Recorded data
※

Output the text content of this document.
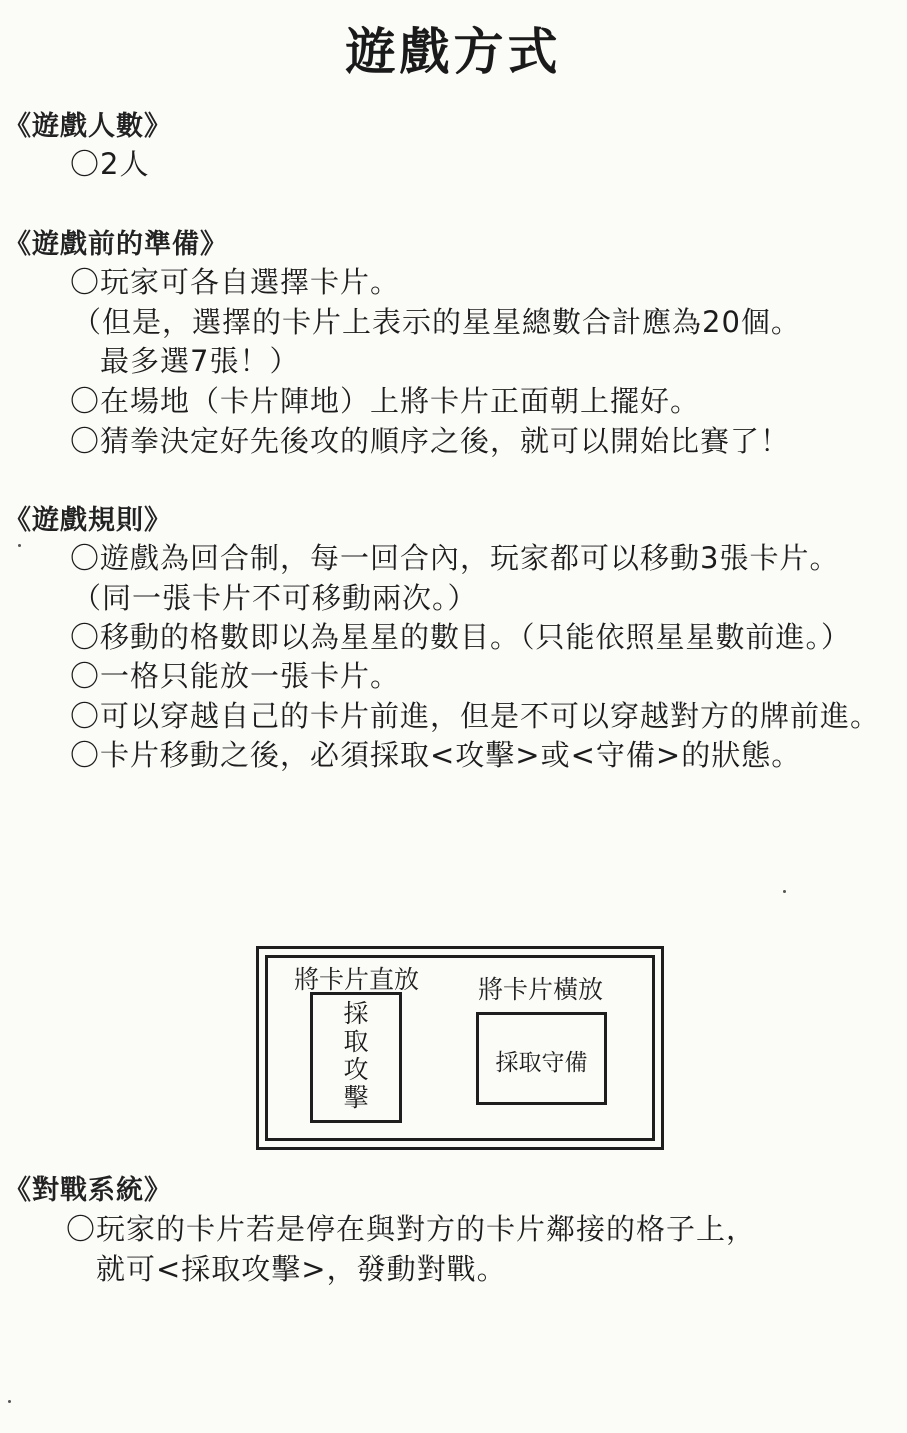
遊戲方式
《遊戲人數》
〇2人
《遊戲前的準備》
〇玩家可各自選擇卡片。
（但是，選擇的卡片上表示的星星總數合計應為20個。
最多選7張！）
〇在場地（卡片陣地）上將卡片正面朝上擺好。
〇猜拳決定好先後攻的順序之後，就可以開始比賽了！
《遊戲規則》
〇遊戲為回合制，每一回合內，玩家都可以移動3張卡片。
（同一張卡片不可移動兩次。）
〇移動的格數即以為星星的數目。（只能依照星星數前進。）
〇一格只能放一張卡片。
〇可以穿越自己的卡片前進，但是不可以穿越對方的牌前進。
〇卡片移動之後，必須採取<攻擊>或<守備>的狀態。
將卡片直放 將卡片橫放
採取攻擊
採取守備
《對戰系統》
〇玩家的卡片若是停在與對方的卡片鄰接的格子上，
就可<採取攻擊>，發動對戰。
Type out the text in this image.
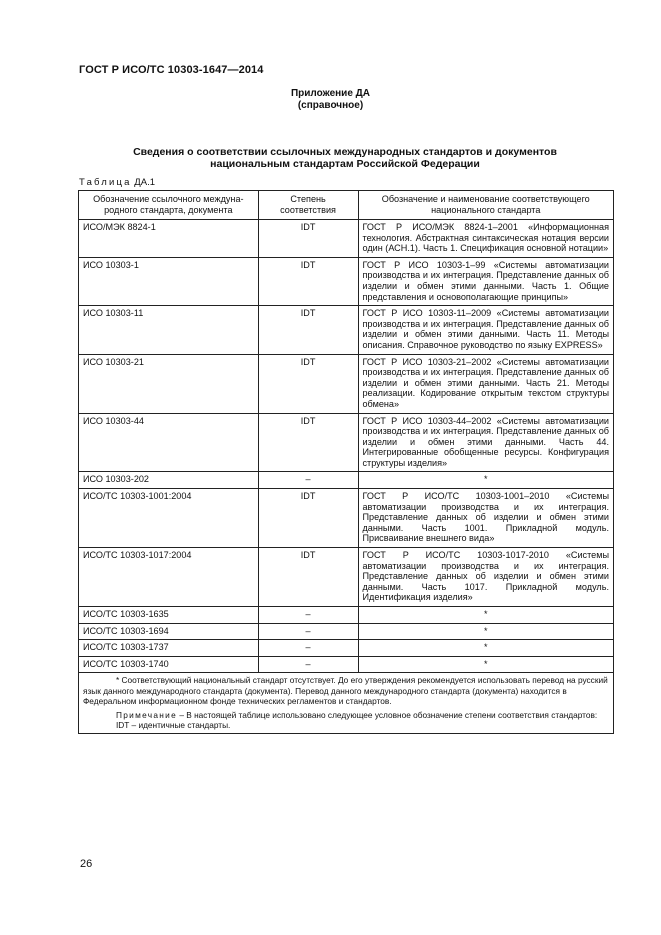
ГОСТ Р ИСО/ТС 10303-1647—2014
Приложение ДА
(справочное)
Сведения о соответствии ссылочных международных стандартов и документов национальным стандартам Российской Федерации
Таблица ДА.1
Обозначение ссылочного междуна-родного стандарта, документа	Степень соответствия	Обозначение и наименование соответствующего национального стандарта
ИСО/МЭК 8824-1	IDT	ГОСТ Р ИСО/МЭК 8824-1–2001 «Информационная технология. Абстрактная синтаксическая нотация версии один (АСН.1). Часть 1. Спецификация основной нотации»
ИСО 10303-1	IDT	ГОСТ Р ИСО 10303-1–99 «Системы автоматизации производства и их интеграция. Представление данных об изделии и обмен этими данными. Часть 1. Общие представления и основополагающие принципы»
ИСО 10303-11	IDT	ГОСТ Р ИСО 10303-11–2009 «Системы автоматизации производства и их интеграция. Представление данных об изделии и обмен этими данными. Часть 11. Методы описания. Справочное руководство по языку EXPRESS»
ИСО 10303-21	IDT	ГОСТ Р ИСО 10303-21–2002 «Системы автоматизации производства и их интеграция. Представление данных об изделии и обмен этими данными. Часть 21. Методы реализации. Кодирование открытым текстом структуры обмена»
ИСО 10303-44	IDT	ГОСТ Р ИСО 10303-44–2002 «Системы автоматизации производства и их интеграция. Представление данных об изделии и обмен этими данными. Часть 44. Интегрированные обобщенные ресурсы. Конфигурация структуры изделия»
ИСО 10303-202	–	*
ИСО/ТС 10303-1001:2004	IDT	ГОСТ Р ИСО/ТС 10303-1001–2010 «Системы автоматизации производства и их интеграция. Представление данных об изделии и обмен этими данными. Часть 1001. Прикладной модуль. Присваивание внешнего вида»
ИСО/ТС 10303-1017:2004	IDT	ГОСТ Р ИСО/ТС 10303-1017-2010 «Системы автоматизации производства и их интеграция. Представление данных об изделии и обмен этими данными. Часть 1017. Прикладной модуль. Идентификация изделия»
ИСО/ТС 10303-1635	–	*
ИСО/ТС 10303-1694	–	*
ИСО/ТС 10303-1737	–	*
ИСО/ТС 10303-1740	–	*

* Соответствующий национальный стандарт отсутствует. До его утверждения рекомендуется использовать перевод на русский язык данного международного стандарта (документа). Перевод данного международного стандарта (документа) находится в Федеральном информационном фонде технических регламентов и стандартов.

Примечание – В настоящей таблице использовано следующее условное обозначение степени соответствия стандартов:

IDT – идентичные стандарты.		

26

※

Task statement: Find how many lines of the listing include the string "text" and give that number, nothing else.

Finished answer: 2